Instructions –
• A. Do the following statements agree with the Kane/Miller text? (i) The company was founded in 1984. (ii) The company's headquarters is in Los Angeles. (iii) The Educational Development Corporation acquired the company in 2008. Answer yes or no for each and quote the deciding words of the text.
• B. Using the Kane/Miller text, answer these questions:
(i) Who founded the company?
(ii) What is its official website?
(iii) What is the company's current name?

Text –
Kane/Miller
- Parent company: Educational Development Corporation
- Founded: 1984
- Founder: Madeline Kane and Sandy Miller
- Country of origin: United States
- Headquarters location: San Diego, California
- Publication types: Children's Books
- Nonfiction topics: baby books, board books, picture books, chapter books, middle grade, nonfiction, series fiction
- Official website: www.kanemiller.com

= Kane/Miller =

Children's book publisher

Kane/Miller Book Publishers, Inc., now Kane Miller, A Division of EDC Publishing, is a San Diego-based publisher specializing in children's books from around the world. The company was acquired by the Educational Development Corporation in 2008.

(Collection entries)
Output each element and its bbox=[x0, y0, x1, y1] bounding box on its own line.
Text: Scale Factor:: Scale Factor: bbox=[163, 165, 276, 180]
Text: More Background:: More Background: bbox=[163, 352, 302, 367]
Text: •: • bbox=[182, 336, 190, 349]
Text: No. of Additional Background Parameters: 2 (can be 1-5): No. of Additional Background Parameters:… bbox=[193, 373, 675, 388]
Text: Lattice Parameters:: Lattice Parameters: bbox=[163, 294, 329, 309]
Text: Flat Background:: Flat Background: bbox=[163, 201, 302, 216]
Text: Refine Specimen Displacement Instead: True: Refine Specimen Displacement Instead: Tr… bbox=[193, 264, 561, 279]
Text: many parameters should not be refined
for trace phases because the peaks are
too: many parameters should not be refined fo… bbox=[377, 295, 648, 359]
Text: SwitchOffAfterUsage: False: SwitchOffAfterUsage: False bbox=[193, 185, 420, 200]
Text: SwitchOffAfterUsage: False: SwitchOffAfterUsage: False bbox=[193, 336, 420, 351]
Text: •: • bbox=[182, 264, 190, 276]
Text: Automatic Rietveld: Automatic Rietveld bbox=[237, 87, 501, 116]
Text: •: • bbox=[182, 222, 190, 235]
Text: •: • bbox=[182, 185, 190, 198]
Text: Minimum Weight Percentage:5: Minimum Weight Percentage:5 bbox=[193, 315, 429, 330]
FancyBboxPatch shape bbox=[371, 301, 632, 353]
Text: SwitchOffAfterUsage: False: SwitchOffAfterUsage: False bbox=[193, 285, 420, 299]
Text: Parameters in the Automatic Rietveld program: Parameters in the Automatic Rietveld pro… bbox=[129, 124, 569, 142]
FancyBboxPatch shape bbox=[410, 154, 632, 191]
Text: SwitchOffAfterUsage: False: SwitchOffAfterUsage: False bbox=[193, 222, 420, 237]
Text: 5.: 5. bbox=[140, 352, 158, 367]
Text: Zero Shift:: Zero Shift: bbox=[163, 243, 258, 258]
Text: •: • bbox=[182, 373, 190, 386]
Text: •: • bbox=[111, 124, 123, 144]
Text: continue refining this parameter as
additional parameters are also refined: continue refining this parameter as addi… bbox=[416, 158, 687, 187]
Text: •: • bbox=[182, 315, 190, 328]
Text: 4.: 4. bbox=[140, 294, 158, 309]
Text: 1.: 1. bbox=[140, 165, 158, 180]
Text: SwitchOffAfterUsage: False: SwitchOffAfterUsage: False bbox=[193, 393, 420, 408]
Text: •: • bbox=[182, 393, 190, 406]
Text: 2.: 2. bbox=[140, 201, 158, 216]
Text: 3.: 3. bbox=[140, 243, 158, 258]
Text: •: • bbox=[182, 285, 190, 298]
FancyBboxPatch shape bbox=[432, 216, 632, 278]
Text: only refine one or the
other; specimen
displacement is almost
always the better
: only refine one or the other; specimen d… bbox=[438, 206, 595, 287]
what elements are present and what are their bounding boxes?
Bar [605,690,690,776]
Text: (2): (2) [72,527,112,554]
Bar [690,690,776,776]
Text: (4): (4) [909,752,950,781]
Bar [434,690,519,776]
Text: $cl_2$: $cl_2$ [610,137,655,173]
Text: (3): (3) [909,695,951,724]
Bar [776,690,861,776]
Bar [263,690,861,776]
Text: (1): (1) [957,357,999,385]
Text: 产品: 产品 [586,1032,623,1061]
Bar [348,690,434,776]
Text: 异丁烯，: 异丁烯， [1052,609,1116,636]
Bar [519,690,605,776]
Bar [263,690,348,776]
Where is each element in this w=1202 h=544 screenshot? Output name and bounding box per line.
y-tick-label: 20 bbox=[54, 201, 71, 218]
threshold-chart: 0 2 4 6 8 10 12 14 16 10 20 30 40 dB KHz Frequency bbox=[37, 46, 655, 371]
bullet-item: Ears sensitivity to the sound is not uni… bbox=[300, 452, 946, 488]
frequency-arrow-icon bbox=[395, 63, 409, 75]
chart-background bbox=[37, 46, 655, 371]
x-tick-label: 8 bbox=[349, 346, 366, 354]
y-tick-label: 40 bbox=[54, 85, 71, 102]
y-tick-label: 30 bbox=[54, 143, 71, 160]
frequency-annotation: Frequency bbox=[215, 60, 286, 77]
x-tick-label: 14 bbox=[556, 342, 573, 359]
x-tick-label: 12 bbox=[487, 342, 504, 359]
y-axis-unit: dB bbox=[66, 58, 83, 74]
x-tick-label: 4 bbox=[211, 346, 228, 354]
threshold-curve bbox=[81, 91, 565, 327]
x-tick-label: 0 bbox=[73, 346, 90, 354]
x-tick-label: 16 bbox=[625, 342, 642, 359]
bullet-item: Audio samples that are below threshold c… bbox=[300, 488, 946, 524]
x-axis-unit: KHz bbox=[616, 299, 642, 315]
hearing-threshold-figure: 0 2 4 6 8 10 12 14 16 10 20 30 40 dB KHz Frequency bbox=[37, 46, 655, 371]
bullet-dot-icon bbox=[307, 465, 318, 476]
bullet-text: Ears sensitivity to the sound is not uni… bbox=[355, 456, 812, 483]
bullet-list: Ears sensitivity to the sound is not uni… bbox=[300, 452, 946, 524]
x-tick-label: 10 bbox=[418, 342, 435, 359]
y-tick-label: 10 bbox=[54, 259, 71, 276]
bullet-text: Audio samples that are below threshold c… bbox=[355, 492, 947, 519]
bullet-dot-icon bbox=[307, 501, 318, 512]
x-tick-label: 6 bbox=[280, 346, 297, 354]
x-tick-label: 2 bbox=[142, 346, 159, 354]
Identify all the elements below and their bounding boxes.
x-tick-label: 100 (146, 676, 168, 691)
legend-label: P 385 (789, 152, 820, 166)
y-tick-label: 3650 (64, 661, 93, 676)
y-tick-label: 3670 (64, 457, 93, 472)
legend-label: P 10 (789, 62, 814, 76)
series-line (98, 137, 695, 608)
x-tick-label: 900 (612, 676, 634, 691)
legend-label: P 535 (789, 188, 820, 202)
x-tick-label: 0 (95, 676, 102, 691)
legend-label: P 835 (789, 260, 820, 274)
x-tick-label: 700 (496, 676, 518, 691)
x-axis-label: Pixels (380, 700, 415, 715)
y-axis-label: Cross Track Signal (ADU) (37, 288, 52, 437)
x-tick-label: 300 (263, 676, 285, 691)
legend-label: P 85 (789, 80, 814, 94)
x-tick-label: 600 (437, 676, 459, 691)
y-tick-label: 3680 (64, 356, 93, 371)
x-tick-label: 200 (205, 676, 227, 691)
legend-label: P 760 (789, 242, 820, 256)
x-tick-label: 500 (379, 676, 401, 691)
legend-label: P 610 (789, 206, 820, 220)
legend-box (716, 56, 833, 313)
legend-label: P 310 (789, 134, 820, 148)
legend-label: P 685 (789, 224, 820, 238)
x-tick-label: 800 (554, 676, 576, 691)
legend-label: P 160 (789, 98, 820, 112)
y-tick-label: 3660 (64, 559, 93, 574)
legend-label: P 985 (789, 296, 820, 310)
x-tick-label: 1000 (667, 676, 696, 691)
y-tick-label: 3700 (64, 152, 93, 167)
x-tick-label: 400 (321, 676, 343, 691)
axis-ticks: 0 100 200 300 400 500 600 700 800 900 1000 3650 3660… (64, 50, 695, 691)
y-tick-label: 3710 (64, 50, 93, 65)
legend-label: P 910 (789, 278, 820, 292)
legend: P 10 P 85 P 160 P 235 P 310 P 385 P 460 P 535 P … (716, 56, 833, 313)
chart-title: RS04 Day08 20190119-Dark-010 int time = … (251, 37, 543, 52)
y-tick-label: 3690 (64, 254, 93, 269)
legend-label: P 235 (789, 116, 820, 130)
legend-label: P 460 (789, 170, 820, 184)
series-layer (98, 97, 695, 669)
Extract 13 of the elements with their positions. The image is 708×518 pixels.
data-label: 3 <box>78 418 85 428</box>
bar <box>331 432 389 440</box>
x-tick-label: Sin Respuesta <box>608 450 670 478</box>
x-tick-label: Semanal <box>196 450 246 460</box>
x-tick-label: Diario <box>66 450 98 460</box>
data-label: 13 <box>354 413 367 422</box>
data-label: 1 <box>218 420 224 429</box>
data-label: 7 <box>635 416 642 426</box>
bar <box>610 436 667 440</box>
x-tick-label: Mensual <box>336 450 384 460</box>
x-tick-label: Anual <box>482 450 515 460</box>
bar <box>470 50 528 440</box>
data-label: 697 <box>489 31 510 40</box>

Solutions to the problems –
• A.
(i) Yes: "Founded: 1984"
(ii) No: "Headquarters location: San Diego, California"
(iii) Yes: "The company was acquired by the Educational Development Corporation in 2008."

• B.
(i) Madeline Kane and Sandy Miller
(ii) www.kanemiller.com
(iii) Kane Miller, A Division of EDC Publishing